>> BEGIN Data in this exercise
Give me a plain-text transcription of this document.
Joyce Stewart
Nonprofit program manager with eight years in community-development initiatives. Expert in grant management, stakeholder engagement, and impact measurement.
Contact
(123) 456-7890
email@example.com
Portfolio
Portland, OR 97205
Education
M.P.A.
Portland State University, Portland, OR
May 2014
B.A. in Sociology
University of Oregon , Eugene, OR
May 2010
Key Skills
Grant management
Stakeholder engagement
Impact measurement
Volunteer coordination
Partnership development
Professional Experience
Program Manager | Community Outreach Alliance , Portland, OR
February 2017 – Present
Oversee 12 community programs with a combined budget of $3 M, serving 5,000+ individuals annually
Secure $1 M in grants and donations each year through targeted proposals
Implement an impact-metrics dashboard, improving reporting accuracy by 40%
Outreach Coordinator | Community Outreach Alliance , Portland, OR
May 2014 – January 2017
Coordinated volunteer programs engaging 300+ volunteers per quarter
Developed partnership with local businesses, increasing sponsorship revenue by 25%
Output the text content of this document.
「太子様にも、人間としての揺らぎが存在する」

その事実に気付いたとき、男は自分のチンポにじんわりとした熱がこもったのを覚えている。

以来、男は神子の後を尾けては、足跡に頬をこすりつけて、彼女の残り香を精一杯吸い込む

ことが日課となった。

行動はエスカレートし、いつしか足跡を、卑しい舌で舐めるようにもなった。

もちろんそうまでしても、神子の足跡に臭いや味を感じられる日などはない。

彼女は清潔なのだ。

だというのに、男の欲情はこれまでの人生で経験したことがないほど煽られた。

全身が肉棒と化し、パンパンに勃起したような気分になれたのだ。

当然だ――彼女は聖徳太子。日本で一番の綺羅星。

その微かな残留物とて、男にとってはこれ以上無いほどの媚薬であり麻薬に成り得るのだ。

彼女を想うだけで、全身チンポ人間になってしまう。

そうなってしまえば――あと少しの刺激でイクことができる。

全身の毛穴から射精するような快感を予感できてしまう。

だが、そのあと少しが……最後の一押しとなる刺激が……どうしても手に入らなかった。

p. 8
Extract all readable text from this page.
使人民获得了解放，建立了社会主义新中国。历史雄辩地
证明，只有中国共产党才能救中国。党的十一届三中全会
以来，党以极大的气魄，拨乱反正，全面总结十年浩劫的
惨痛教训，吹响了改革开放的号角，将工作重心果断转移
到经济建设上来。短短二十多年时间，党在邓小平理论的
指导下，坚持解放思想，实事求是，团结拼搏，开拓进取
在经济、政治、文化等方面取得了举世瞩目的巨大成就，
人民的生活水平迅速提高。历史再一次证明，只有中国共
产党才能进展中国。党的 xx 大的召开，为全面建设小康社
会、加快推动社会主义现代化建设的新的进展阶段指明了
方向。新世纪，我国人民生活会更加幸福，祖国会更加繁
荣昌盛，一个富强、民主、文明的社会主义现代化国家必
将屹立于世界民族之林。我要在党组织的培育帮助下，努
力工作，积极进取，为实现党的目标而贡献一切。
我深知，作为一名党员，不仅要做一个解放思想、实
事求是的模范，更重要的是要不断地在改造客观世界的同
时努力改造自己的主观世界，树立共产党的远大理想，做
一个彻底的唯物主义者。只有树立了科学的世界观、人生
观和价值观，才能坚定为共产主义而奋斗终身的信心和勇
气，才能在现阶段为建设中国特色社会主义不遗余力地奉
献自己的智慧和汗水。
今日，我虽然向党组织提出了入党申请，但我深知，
>> END Data in this exercise
> [Short exercise]: Print the material verbatim, all of it.

> [Answer to this problem]:
Give me a plain-text transcription of this document.
Joyce Stewart
Nonprofit program manager with eight years in community-development initiatives. Expert in grant management, stakeholder engagement, and impact measurement.
Contact
(123) 456-7890
email@example.com
Portfolio
Portland, OR 97205
Education
M.P.A.
Portland State University, Portland, OR
May 2014
B.A. in Sociology
University of Oregon , Eugene, OR
May 2010
Key Skills
Grant management
Stakeholder engagement
Impact measurement
Volunteer coordination
Partnership development
Professional Experience
Program Manager | Community Outreach Alliance , Portland, OR
February 2017 – Present
Oversee 12 community programs with a combined budget of $3 M, serving 5,000+ individuals annually
Secure $1 M in grants and donations each year through targeted proposals
Implement an impact-metrics dashboard, improving reporting accuracy by 40%
Outreach Coordinator | Community Outreach Alliance , Portland, OR
May 2014 – January 2017
Coordinated volunteer programs engaging 300+ volunteers per quarter
Developed partnership with local businesses, increasing sponsorship revenue by 25%
Output the text content of this document.
「太子様にも、人間としての揺らぎが存在する」

その事実に気付いたとき、男は自分のチンポにじんわりとした熱がこもったのを覚えている。

以来、男は神子の後を尾けては、足跡に頬をこすりつけて、彼女の残り香を精一杯吸い込む

ことが日課となった。

行動はエスカレートし、いつしか足跡を、卑しい舌で舐めるようにもなった。

もちろんそうまでしても、神子の足跡に臭いや味を感じられる日などはない。

彼女は清潔なのだ。

だというのに、男の欲情はこれまでの人生で経験したことがないほど煽られた。

全身が肉棒と化し、パンパンに勃起したような気分になれたのだ。

当然だ――彼女は聖徳太子。日本で一番の綺羅星。

その微かな残留物とて、男にとってはこれ以上無いほどの媚薬であり麻薬に成り得るのだ。

彼女を想うだけで、全身チンポ人間になってしまう。

そうなってしまえば――あと少しの刺激でイクことができる。

全身の毛穴から射精するような快感を予感できてしまう。

だが、そのあと少しが……最後の一押しとなる刺激が……どうしても手に入らなかった。

p. 8
Extract all readable text from this page.
使人民获得了解放，建立了社会主义新中国。历史雄辩地
证明，只有中国共产党才能救中国。党的十一届三中全会
以来，党以极大的气魄，拨乱反正，全面总结十年浩劫的
惨痛教训，吹响了改革开放的号角，将工作重心果断转移
到经济建设上来。短短二十多年时间，党在邓小平理论的
指导下，坚持解放思想，实事求是，团结拼搏，开拓进取
在经济、政治、文化等方面取得了举世瞩目的巨大成就，
人民的生活水平迅速提高。历史再一次证明，只有中国共
产党才能进展中国。党的 xx 大的召开，为全面建设小康社
会、加快推动社会主义现代化建设的新的进展阶段指明了
方向。新世纪，我国人民生活会更加幸福，祖国会更加繁
荣昌盛，一个富强、民主、文明的社会主义现代化国家必
将屹立于世界民族之林。我要在党组织的培育帮助下，努
力工作，积极进取，为实现党的目标而贡献一切。
我深知，作为一名党员，不仅要做一个解放思想、实
事求是的模范，更重要的是要不断地在改造客观世界的同
时努力改造自己的主观世界，树立共产党的远大理想，做
一个彻底的唯物主义者。只有树立了科学的世界观、人生
观和价值观，才能坚定为共产主义而奋斗终身的信心和勇
气，才能在现阶段为建设中国特色社会主义不遗余力地奉
献自己的智慧和汗水。
今日，我虽然向党组织提出了入党申请，但我深知，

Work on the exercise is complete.